**Directions**
Extract all of the entries and give them again, word for word.

**Recorded information**
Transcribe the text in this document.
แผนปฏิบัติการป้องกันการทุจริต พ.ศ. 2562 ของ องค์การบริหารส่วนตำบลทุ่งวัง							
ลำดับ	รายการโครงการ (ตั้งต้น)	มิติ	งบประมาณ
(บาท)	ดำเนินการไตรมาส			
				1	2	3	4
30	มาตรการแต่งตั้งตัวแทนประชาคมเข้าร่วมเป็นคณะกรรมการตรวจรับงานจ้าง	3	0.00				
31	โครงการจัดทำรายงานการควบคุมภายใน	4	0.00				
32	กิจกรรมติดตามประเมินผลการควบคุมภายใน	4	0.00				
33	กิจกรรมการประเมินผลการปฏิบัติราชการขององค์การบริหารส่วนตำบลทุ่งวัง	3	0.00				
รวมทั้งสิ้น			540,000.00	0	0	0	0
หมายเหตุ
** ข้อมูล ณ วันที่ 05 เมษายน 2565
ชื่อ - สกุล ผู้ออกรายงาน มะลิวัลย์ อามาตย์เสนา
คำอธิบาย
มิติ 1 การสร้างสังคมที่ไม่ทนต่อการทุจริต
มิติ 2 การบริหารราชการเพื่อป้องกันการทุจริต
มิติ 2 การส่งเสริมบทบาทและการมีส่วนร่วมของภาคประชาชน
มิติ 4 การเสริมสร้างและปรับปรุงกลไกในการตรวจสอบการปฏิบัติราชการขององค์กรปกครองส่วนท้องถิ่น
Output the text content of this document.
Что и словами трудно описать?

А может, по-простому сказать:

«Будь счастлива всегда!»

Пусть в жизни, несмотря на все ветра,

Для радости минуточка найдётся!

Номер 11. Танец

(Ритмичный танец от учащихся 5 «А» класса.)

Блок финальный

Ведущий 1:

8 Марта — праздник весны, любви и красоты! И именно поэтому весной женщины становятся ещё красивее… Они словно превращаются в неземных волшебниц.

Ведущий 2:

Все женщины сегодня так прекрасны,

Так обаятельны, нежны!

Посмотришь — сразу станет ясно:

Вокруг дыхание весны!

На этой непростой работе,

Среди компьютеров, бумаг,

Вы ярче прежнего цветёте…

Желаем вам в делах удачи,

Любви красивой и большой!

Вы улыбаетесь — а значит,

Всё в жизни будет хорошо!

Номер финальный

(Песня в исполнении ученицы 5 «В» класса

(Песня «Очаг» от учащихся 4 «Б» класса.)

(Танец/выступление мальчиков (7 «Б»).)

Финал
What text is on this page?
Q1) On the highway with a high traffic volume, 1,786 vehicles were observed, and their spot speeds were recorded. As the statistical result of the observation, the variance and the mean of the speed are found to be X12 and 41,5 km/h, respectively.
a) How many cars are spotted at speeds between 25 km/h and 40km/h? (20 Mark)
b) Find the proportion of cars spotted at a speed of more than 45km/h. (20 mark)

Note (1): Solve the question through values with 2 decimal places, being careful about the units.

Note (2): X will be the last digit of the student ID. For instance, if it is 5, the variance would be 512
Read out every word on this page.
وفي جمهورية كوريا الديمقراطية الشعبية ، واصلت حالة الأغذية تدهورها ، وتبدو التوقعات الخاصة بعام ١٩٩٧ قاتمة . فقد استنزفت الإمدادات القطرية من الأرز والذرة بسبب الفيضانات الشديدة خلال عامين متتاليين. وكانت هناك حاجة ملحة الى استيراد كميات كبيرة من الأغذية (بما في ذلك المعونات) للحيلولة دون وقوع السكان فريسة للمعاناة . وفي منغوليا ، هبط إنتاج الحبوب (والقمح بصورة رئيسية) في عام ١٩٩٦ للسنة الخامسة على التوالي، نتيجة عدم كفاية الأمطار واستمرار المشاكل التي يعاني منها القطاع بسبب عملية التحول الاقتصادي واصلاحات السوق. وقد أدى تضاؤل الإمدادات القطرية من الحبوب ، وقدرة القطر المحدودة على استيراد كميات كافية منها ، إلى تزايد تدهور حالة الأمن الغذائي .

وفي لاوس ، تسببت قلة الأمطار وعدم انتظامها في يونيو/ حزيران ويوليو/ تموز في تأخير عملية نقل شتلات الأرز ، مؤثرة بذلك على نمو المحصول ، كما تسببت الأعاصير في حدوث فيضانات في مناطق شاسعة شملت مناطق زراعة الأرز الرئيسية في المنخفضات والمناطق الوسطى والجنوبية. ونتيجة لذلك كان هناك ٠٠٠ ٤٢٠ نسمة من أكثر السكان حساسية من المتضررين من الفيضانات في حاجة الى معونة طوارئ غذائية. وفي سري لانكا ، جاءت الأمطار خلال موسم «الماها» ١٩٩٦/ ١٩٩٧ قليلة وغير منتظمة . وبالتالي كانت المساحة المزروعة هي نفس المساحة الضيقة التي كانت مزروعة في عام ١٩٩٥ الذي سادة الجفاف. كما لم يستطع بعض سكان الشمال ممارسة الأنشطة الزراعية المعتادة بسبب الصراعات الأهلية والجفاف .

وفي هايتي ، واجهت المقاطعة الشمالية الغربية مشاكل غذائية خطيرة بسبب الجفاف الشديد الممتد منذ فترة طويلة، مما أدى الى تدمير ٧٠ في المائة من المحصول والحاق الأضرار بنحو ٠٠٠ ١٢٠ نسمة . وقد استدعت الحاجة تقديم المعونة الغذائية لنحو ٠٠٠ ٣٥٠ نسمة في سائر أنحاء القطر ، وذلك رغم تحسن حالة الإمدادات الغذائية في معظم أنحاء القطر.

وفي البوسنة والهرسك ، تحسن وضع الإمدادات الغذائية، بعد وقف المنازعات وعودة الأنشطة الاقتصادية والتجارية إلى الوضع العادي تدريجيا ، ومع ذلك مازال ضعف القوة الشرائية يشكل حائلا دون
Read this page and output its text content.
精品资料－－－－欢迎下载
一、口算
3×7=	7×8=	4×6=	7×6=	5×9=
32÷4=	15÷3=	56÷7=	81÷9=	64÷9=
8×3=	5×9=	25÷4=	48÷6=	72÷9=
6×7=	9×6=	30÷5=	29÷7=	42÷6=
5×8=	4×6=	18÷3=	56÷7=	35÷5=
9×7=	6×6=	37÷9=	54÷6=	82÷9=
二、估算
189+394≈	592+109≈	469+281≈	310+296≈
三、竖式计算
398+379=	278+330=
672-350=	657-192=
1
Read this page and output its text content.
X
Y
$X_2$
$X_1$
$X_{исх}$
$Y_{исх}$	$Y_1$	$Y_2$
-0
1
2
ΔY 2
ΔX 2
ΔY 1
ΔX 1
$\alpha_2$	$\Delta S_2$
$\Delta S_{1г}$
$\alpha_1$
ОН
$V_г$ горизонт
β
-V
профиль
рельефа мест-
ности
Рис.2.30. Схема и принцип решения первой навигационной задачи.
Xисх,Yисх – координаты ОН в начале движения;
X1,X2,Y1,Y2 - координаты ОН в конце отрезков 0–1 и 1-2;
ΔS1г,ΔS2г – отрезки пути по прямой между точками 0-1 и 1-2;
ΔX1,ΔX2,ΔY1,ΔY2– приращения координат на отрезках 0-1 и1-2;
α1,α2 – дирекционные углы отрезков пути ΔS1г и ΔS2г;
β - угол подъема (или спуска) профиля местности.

**Task solution**
Transcribe the text in this document.
แผนปฏิบัติการป้องกันการทุจริต พ.ศ. 2562 ของ องค์การบริหารส่วนตำบลทุ่งวัง							
ลำดับ	รายการโครงการ (ตั้งต้น)	มิติ	งบประมาณ
(บาท)	ดำเนินการไตรมาส			
				1	2	3	4
30	มาตรการแต่งตั้งตัวแทนประชาคมเข้าร่วมเป็นคณะกรรมการตรวจรับงานจ้าง	3	0.00				
31	โครงการจัดทำรายงานการควบคุมภายใน	4	0.00				
32	กิจกรรมติดตามประเมินผลการควบคุมภายใน	4	0.00				
33	กิจกรรมการประเมินผลการปฏิบัติราชการขององค์การบริหารส่วนตำบลทุ่งวัง	3	0.00				
รวมทั้งสิ้น			540,000.00	0	0	0	0
หมายเหตุ
** ข้อมูล ณ วันที่ 05 เมษายน 2565
ชื่อ - สกุล ผู้ออกรายงาน มะลิวัลย์ อามาตย์เสนา
คำอธิบาย
มิติ 1 การสร้างสังคมที่ไม่ทนต่อการทุจริต
มิติ 2 การบริหารราชการเพื่อป้องกันการทุจริต
มิติ 2 การส่งเสริมบทบาทและการมีส่วนร่วมของภาคประชาชน
มิติ 4 การเสริมสร้างและปรับปรุงกลไกในการตรวจสอบการปฏิบัติราชการขององค์กรปกครองส่วนท้องถิ่น
Output the text content of this document.
Что и словами трудно описать?

А может, по-простому сказать:

«Будь счастлива всегда!»

Пусть в жизни, несмотря на все ветра,

Для радости минуточка найдётся!

Номер 11. Танец

(Ритмичный танец от учащихся 5 «А» класса.)

Блок финальный

Ведущий 1:

8 Марта — праздник весны, любви и красоты! И именно поэтому весной женщины становятся ещё красивее… Они словно превращаются в неземных волшебниц.

Ведущий 2:

Все женщины сегодня так прекрасны,

Так обаятельны, нежны!

Посмотришь — сразу станет ясно:

Вокруг дыхание весны!

На этой непростой работе,

Среди компьютеров, бумаг,

Вы ярче прежнего цветёте…

Желаем вам в делах удачи,

Любви красивой и большой!

Вы улыбаетесь — а значит,

Всё в жизни будет хорошо!

Номер финальный

(Песня в исполнении ученицы 5 «В» класса

(Песня «Очаг» от учащихся 4 «Б» класса.)

(Танец/выступление мальчиков (7 «Б»).)

Финал
What text is on this page?
Q1) On the highway with a high traffic volume, 1,786 vehicles were observed, and their spot speeds were recorded. As the statistical result of the observation, the variance and the mean of the speed are found to be X12 and 41,5 km/h, respectively.
a) How many cars are spotted at speeds between 25 km/h and 40km/h? (20 Mark)
b) Find the proportion of cars spotted at a speed of more than 45km/h. (20 mark)

Note (1): Solve the question through values with 2 decimal places, being careful about the units.

Note (2): X will be the last digit of the student ID. For instance, if it is 5, the variance would be 512
Read out every word on this page.
وفي جمهورية كوريا الديمقراطية الشعبية ، واصلت حالة الأغذية تدهورها ، وتبدو التوقعات الخاصة بعام ١٩٩٧ قاتمة . فقد استنزفت الإمدادات القطرية من الأرز والذرة بسبب الفيضانات الشديدة خلال عامين متتاليين. وكانت هناك حاجة ملحة الى استيراد كميات كبيرة من الأغذية (بما في ذلك المعونات) للحيلولة دون وقوع السكان فريسة للمعاناة . وفي منغوليا ، هبط إنتاج الحبوب (والقمح بصورة رئيسية) في عام ١٩٩٦ للسنة الخامسة على التوالي، نتيجة عدم كفاية الأمطار واستمرار المشاكل التي يعاني منها القطاع بسبب عملية التحول الاقتصادي واصلاحات السوق. وقد أدى تضاؤل الإمدادات القطرية من الحبوب ، وقدرة القطر المحدودة على استيراد كميات كافية منها ، إلى تزايد تدهور حالة الأمن الغذائي .

وفي لاوس ، تسببت قلة الأمطار وعدم انتظامها في يونيو/ حزيران ويوليو/ تموز في تأخير عملية نقل شتلات الأرز ، مؤثرة بذلك على نمو المحصول ، كما تسببت الأعاصير في حدوث فيضانات في مناطق شاسعة شملت مناطق زراعة الأرز الرئيسية في المنخفضات والمناطق الوسطى والجنوبية. ونتيجة لذلك كان هناك ٠٠٠ ٤٢٠ نسمة من أكثر السكان حساسية من المتضررين من الفيضانات في حاجة الى معونة طوارئ غذائية. وفي سري لانكا ، جاءت الأمطار خلال موسم «الماها» ١٩٩٦/ ١٩٩٧ قليلة وغير منتظمة . وبالتالي كانت المساحة المزروعة هي نفس المساحة الضيقة التي كانت مزروعة في عام ١٩٩٥ الذي سادة الجفاف. كما لم يستطع بعض سكان الشمال ممارسة الأنشطة الزراعية المعتادة بسبب الصراعات الأهلية والجفاف .

وفي هايتي ، واجهت المقاطعة الشمالية الغربية مشاكل غذائية خطيرة بسبب الجفاف الشديد الممتد منذ فترة طويلة، مما أدى الى تدمير ٧٠ في المائة من المحصول والحاق الأضرار بنحو ٠٠٠ ١٢٠ نسمة . وقد استدعت الحاجة تقديم المعونة الغذائية لنحو ٠٠٠ ٣٥٠ نسمة في سائر أنحاء القطر ، وذلك رغم تحسن حالة الإمدادات الغذائية في معظم أنحاء القطر.

وفي البوسنة والهرسك ، تحسن وضع الإمدادات الغذائية، بعد وقف المنازعات وعودة الأنشطة الاقتصادية والتجارية إلى الوضع العادي تدريجيا ، ومع ذلك مازال ضعف القوة الشرائية يشكل حائلا دون
Read this page and output its text content.
精品资料－－－－欢迎下载
一、口算
3×7=	7×8=	4×6=	7×6=	5×9=
32÷4=	15÷3=	56÷7=	81÷9=	64÷9=
8×3=	5×9=	25÷4=	48÷6=	72÷9=
6×7=	9×6=	30÷5=	29÷7=	42÷6=
5×8=	4×6=	18÷3=	56÷7=	35÷5=
9×7=	6×6=	37÷9=	54÷6=	82÷9=
二、估算
189+394≈	592+109≈	469+281≈	310+296≈
三、竖式计算
398+379=	278+330=
672-350=	657-192=
1
Read this page and output its text content.
X
Y
$X_2$
$X_1$
$X_{исх}$
$Y_{исх}$	$Y_1$	$Y_2$
-0
1
2
ΔY 2
ΔX 2
ΔY 1
ΔX 1
$\alpha_2$	$\Delta S_2$
$\Delta S_{1г}$
$\alpha_1$
ОН
$V_г$ горизонт
β
-V
профиль
рельефа мест-
ности
Рис.2.30. Схема и принцип решения первой навигационной задачи.
Xисх,Yисх – координаты ОН в начале движения;
X1,X2,Y1,Y2 - координаты ОН в конце отрезков 0–1 и 1-2;
ΔS1г,ΔS2г – отрезки пути по прямой между точками 0-1 и 1-2;
ΔX1,ΔX2,ΔY1,ΔY2– приращения координат на отрезках 0-1 и1-2;
α1,α2 – дирекционные углы отрезков пути ΔS1г и ΔS2г;
β - угол подъема (или спуска) профиля местности.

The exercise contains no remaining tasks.